Skip the pictures. Transcribe the rest of the data below without changing a word.
--- --- ---
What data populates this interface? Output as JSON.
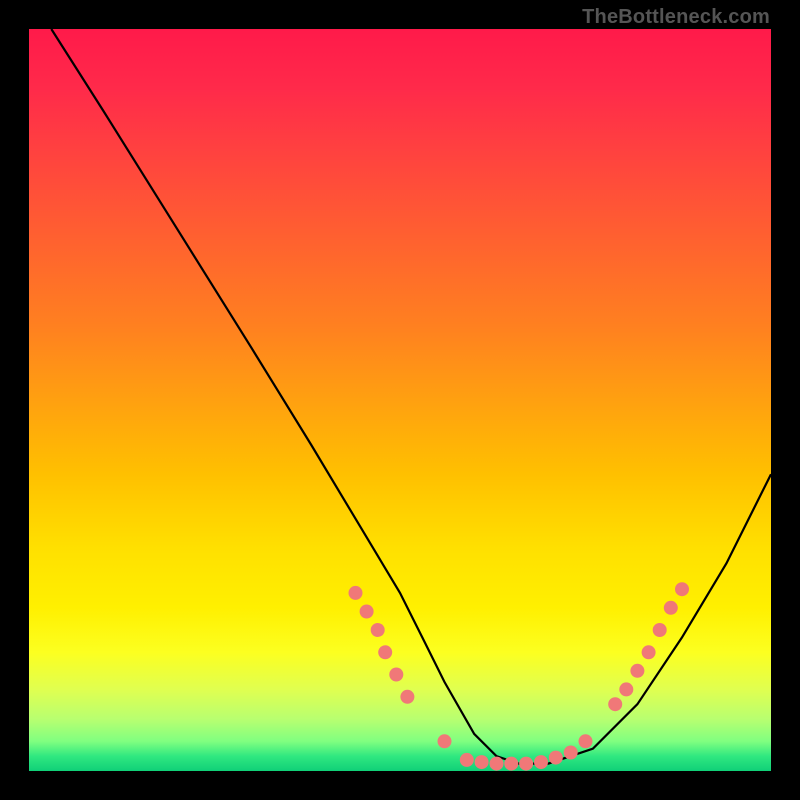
{
  "attribution": "TheBottleneck.com",
  "chart_data": {
    "type": "line",
    "title": "",
    "xlabel": "",
    "ylabel": "",
    "xlim": [
      0,
      100
    ],
    "ylim": [
      0,
      100
    ],
    "series": [
      {
        "name": "bottleneck-curve",
        "x": [
          3,
          10,
          20,
          30,
          38,
          44,
          50,
          53,
          56,
          60,
          63,
          66,
          70,
          76,
          82,
          88,
          94,
          100
        ],
        "y": [
          100,
          89,
          73,
          57,
          44,
          34,
          24,
          18,
          12,
          5,
          2,
          1,
          1,
          3,
          9,
          18,
          28,
          40
        ]
      }
    ],
    "markers": [
      {
        "x": 44.0,
        "y": 24.0
      },
      {
        "x": 45.5,
        "y": 21.5
      },
      {
        "x": 47.0,
        "y": 19.0
      },
      {
        "x": 48.0,
        "y": 16.0
      },
      {
        "x": 49.5,
        "y": 13.0
      },
      {
        "x": 51.0,
        "y": 10.0
      },
      {
        "x": 56.0,
        "y": 4.0
      },
      {
        "x": 59.0,
        "y": 1.5
      },
      {
        "x": 61.0,
        "y": 1.2
      },
      {
        "x": 63.0,
        "y": 1.0
      },
      {
        "x": 65.0,
        "y": 1.0
      },
      {
        "x": 67.0,
        "y": 1.0
      },
      {
        "x": 69.0,
        "y": 1.2
      },
      {
        "x": 71.0,
        "y": 1.8
      },
      {
        "x": 73.0,
        "y": 2.5
      },
      {
        "x": 75.0,
        "y": 4.0
      },
      {
        "x": 79.0,
        "y": 9.0
      },
      {
        "x": 80.5,
        "y": 11.0
      },
      {
        "x": 82.0,
        "y": 13.5
      },
      {
        "x": 83.5,
        "y": 16.0
      },
      {
        "x": 85.0,
        "y": 19.0
      },
      {
        "x": 86.5,
        "y": 22.0
      },
      {
        "x": 88.0,
        "y": 24.5
      }
    ],
    "marker_color": "#f07878",
    "curve_color": "#000000"
  }
}
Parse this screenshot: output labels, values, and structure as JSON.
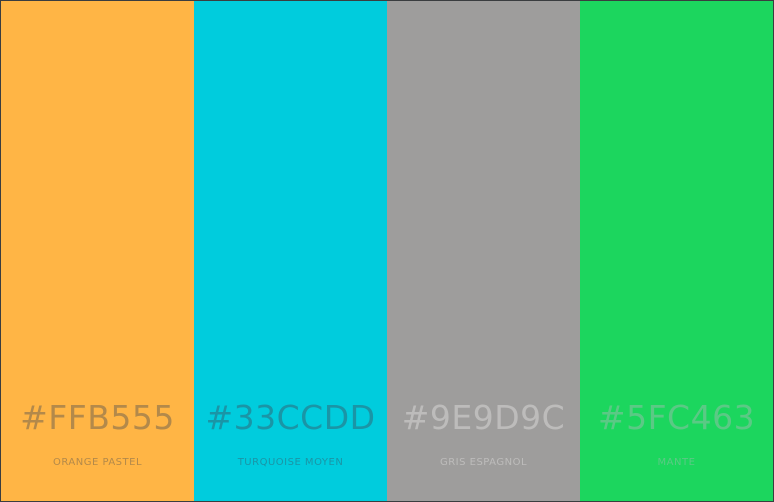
--- --- ---
• SOLUTION
What data populates this interface? Output as JSON.
{
  "attribution": "TheBottleneck.com",
  "chart_data": {
    "type": "line",
    "title": "",
    "xlabel": "",
    "ylabel": "",
    "xlim": [
      0,
      100
    ],
    "ylim": [
      0,
      100
    ],
    "series": [
      {
        "name": "bottleneck-curve",
        "x": [
          3,
          10,
          20,
          30,
          38,
          44,
          50,
          53,
          56,
          60,
          63,
          66,
          70,
          76,
          82,
          88,
          94,
          100
        ],
        "y": [
          100,
          89,
          73,
          57,
          44,
          34,
          24,
          18,
          12,
          5,
          2,
          1,
          1,
          3,
          9,
          18,
          28,
          40
        ]
      }
    ],
    "markers": [
      {
        "x": 44.0,
        "y": 24.0
      },
      {
        "x": 45.5,
        "y": 21.5
      },
      {
        "x": 47.0,
        "y": 19.0
      },
      {
        "x": 48.0,
        "y": 16.0
      },
      {
        "x": 49.5,
        "y": 13.0
      },
      {
        "x": 51.0,
        "y": 10.0
      },
      {
        "x": 56.0,
        "y": 4.0
      },
      {
        "x": 59.0,
        "y": 1.5
      },
      {
        "x": 61.0,
        "y": 1.2
      },
      {
        "x": 63.0,
        "y": 1.0
      },
      {
        "x": 65.0,
        "y": 1.0
      },
      {
        "x": 67.0,
        "y": 1.0
      },
      {
        "x": 69.0,
        "y": 1.2
      },
      {
        "x": 71.0,
        "y": 1.8
      },
      {
        "x": 73.0,
        "y": 2.5
      },
      {
        "x": 75.0,
        "y": 4.0
      },
      {
        "x": 79.0,
        "y": 9.0
      },
      {
        "x": 80.5,
        "y": 11.0
      },
      {
        "x": 82.0,
        "y": 13.5
      },
      {
        "x": 83.5,
        "y": 16.0
      },
      {
        "x": 85.0,
        "y": 19.0
      },
      {
        "x": 86.5,
        "y": 22.0
      },
      {
        "x": 88.0,
        "y": 24.5
      }
    ],
    "marker_color": "#f07878",
    "curve_color": "#000000"
  }
}
Parse this screenshot: output labels, values, and structure as JSON.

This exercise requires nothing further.